▶ _Work to be completed_
Retype every record that appears below, unchanged.

▶ _Data for the task_

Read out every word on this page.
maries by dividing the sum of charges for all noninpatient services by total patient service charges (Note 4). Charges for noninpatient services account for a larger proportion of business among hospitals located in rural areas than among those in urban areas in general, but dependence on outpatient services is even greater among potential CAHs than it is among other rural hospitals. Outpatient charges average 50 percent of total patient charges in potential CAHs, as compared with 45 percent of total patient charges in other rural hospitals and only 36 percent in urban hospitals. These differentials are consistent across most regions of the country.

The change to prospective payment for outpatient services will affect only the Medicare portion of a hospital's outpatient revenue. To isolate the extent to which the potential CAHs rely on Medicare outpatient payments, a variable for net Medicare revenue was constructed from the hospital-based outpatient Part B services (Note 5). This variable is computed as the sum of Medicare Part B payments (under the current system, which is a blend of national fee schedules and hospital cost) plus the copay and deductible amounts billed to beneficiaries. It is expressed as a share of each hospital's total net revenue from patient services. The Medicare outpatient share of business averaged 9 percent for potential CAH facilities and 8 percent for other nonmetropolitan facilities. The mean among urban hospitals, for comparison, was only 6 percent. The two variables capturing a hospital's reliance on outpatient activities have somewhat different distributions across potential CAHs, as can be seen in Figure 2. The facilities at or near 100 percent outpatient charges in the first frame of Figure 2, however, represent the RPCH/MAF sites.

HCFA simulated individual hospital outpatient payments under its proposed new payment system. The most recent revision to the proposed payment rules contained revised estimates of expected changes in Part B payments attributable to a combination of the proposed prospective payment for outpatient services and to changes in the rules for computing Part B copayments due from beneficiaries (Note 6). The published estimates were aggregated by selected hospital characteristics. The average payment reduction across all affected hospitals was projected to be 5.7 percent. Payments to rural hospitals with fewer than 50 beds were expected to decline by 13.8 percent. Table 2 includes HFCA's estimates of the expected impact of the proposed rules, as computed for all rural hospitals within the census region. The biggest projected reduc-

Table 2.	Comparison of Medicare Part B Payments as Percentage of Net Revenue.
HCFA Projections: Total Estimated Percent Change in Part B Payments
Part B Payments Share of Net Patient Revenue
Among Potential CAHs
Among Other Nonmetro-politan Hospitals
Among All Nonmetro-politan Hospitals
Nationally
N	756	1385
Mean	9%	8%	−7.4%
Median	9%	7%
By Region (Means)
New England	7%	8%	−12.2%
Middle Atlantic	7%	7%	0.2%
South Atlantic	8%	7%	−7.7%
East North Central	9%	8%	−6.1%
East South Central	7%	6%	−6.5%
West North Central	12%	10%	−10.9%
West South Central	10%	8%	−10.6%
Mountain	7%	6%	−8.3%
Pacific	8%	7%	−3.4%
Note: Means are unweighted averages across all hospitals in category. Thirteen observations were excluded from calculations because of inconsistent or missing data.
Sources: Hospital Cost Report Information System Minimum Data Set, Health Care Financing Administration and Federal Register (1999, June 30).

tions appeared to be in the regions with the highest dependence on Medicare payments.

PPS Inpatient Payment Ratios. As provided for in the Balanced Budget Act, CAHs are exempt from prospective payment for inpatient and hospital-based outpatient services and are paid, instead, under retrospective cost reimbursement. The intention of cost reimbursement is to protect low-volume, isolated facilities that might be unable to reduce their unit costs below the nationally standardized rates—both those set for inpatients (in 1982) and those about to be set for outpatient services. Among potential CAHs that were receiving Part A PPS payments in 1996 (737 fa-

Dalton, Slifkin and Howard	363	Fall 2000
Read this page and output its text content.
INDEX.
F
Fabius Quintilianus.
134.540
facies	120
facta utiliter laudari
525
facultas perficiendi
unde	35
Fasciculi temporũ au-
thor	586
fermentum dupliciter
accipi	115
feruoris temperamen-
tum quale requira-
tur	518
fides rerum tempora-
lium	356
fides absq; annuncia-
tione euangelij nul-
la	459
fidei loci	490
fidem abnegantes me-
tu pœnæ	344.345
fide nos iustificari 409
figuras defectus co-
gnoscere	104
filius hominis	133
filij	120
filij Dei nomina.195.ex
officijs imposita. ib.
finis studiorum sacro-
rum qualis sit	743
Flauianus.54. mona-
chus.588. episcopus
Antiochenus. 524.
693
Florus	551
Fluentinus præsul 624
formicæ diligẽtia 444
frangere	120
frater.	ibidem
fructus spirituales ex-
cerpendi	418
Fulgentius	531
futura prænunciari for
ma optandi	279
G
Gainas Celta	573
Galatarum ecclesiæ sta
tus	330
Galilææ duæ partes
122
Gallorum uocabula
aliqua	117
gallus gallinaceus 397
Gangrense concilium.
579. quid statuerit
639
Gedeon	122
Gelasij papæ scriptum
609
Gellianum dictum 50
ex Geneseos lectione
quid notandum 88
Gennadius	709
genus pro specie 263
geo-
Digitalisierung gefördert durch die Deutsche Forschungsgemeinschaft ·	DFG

▶ _Exercise solution_
Read out every word on this page.
maries by dividing the sum of charges for all noninpatient services by total patient service charges (Note 4). Charges for noninpatient services account for a larger proportion of business among hospitals located in rural areas than among those in urban areas in general, but dependence on outpatient services is even greater among potential CAHs than it is among other rural hospitals. Outpatient charges average 50 percent of total patient charges in potential CAHs, as compared with 45 percent of total patient charges in other rural hospitals and only 36 percent in urban hospitals. These differentials are consistent across most regions of the country.

The change to prospective payment for outpatient services will affect only the Medicare portion of a hospital's outpatient revenue. To isolate the extent to which the potential CAHs rely on Medicare outpatient payments, a variable for net Medicare revenue was constructed from the hospital-based outpatient Part B services (Note 5). This variable is computed as the sum of Medicare Part B payments (under the current system, which is a blend of national fee schedules and hospital cost) plus the copay and deductible amounts billed to beneficiaries. It is expressed as a share of each hospital's total net revenue from patient services. The Medicare outpatient share of business averaged 9 percent for potential CAH facilities and 8 percent for other nonmetropolitan facilities. The mean among urban hospitals, for comparison, was only 6 percent. The two variables capturing a hospital's reliance on outpatient activities have somewhat different distributions across potential CAHs, as can be seen in Figure 2. The facilities at or near 100 percent outpatient charges in the first frame of Figure 2, however, represent the RPCH/MAF sites.

HCFA simulated individual hospital outpatient payments under its proposed new payment system. The most recent revision to the proposed payment rules contained revised estimates of expected changes in Part B payments attributable to a combination of the proposed prospective payment for outpatient services and to changes in the rules for computing Part B copayments due from beneficiaries (Note 6). The published estimates were aggregated by selected hospital characteristics. The average payment reduction across all affected hospitals was projected to be 5.7 percent. Payments to rural hospitals with fewer than 50 beds were expected to decline by 13.8 percent. Table 2 includes HFCA's estimates of the expected impact of the proposed rules, as computed for all rural hospitals within the census region. The biggest projected reduc-

Table 2.	Comparison of Medicare Part B Payments as Percentage of Net Revenue.
HCFA Projections: Total Estimated Percent Change in Part B Payments
Part B Payments Share of Net Patient Revenue
Among Potential CAHs
Among Other Nonmetro-politan Hospitals
Among All Nonmetro-politan Hospitals
Nationally
N	756	1385
Mean	9%	8%	−7.4%
Median	9%	7%
By Region (Means)
New England	7%	8%	−12.2%
Middle Atlantic	7%	7%	0.2%
South Atlantic	8%	7%	−7.7%
East North Central	9%	8%	−6.1%
East South Central	7%	6%	−6.5%
West North Central	12%	10%	−10.9%
West South Central	10%	8%	−10.6%
Mountain	7%	6%	−8.3%
Pacific	8%	7%	−3.4%
Note: Means are unweighted averages across all hospitals in category. Thirteen observations were excluded from calculations because of inconsistent or missing data.
Sources: Hospital Cost Report Information System Minimum Data Set, Health Care Financing Administration and Federal Register (1999, June 30).

tions appeared to be in the regions with the highest dependence on Medicare payments.

PPS Inpatient Payment Ratios. As provided for in the Balanced Budget Act, CAHs are exempt from prospective payment for inpatient and hospital-based outpatient services and are paid, instead, under retrospective cost reimbursement. The intention of cost reimbursement is to protect low-volume, isolated facilities that might be unable to reduce their unit costs below the nationally standardized rates—both those set for inpatients (in 1982) and those about to be set for outpatient services. Among potential CAHs that were receiving Part A PPS payments in 1996 (737 fa-

Dalton, Slifkin and Howard	363	Fall 2000
Read this page and output its text content.
INDEX.
F
Fabius Quintilianus.
134.540
facies	120
facta utiliter laudari
525
facultas perficiendi
unde	35
Fasciculi temporũ au-
thor	586
fermentum dupliciter
accipi	115
feruoris temperamen-
tum quale requira-
tur	518
fides rerum tempora-
lium	356
fides absq; annuncia-
tione euangelij nul-
la	459
fidei loci	490
fidem abnegantes me-
tu pœnæ	344.345
fide nos iustificari 409
figuras defectus co-
gnoscere	104
filius hominis	133
filij	120
filij Dei nomina.195.ex
officijs imposita. ib.
finis studiorum sacro-
rum qualis sit	743
Flauianus.54. mona-
chus.588. episcopus
Antiochenus. 524.
693
Florus	551
Fluentinus præsul 624
formicæ diligẽtia 444
frangere	120
frater.	ibidem
fructus spirituales ex-
cerpendi	418
Fulgentius	531
futura prænunciari for
ma optandi	279
G
Gainas Celta	573
Galatarum ecclesiæ sta
tus	330
Galilææ duæ partes
122
Gallorum uocabula
aliqua	117
gallus gallinaceus 397
Gangrense concilium.
579. quid statuerit
639
Gedeon	122
Gelasij papæ scriptum
609
Gellianum dictum 50
ex Geneseos lectione
quid notandum 88
Gennadius	709
genus pro specie 263
geo-
Digitalisierung gefördert durch die Deutsche Forschungsgemeinschaft ·	DFG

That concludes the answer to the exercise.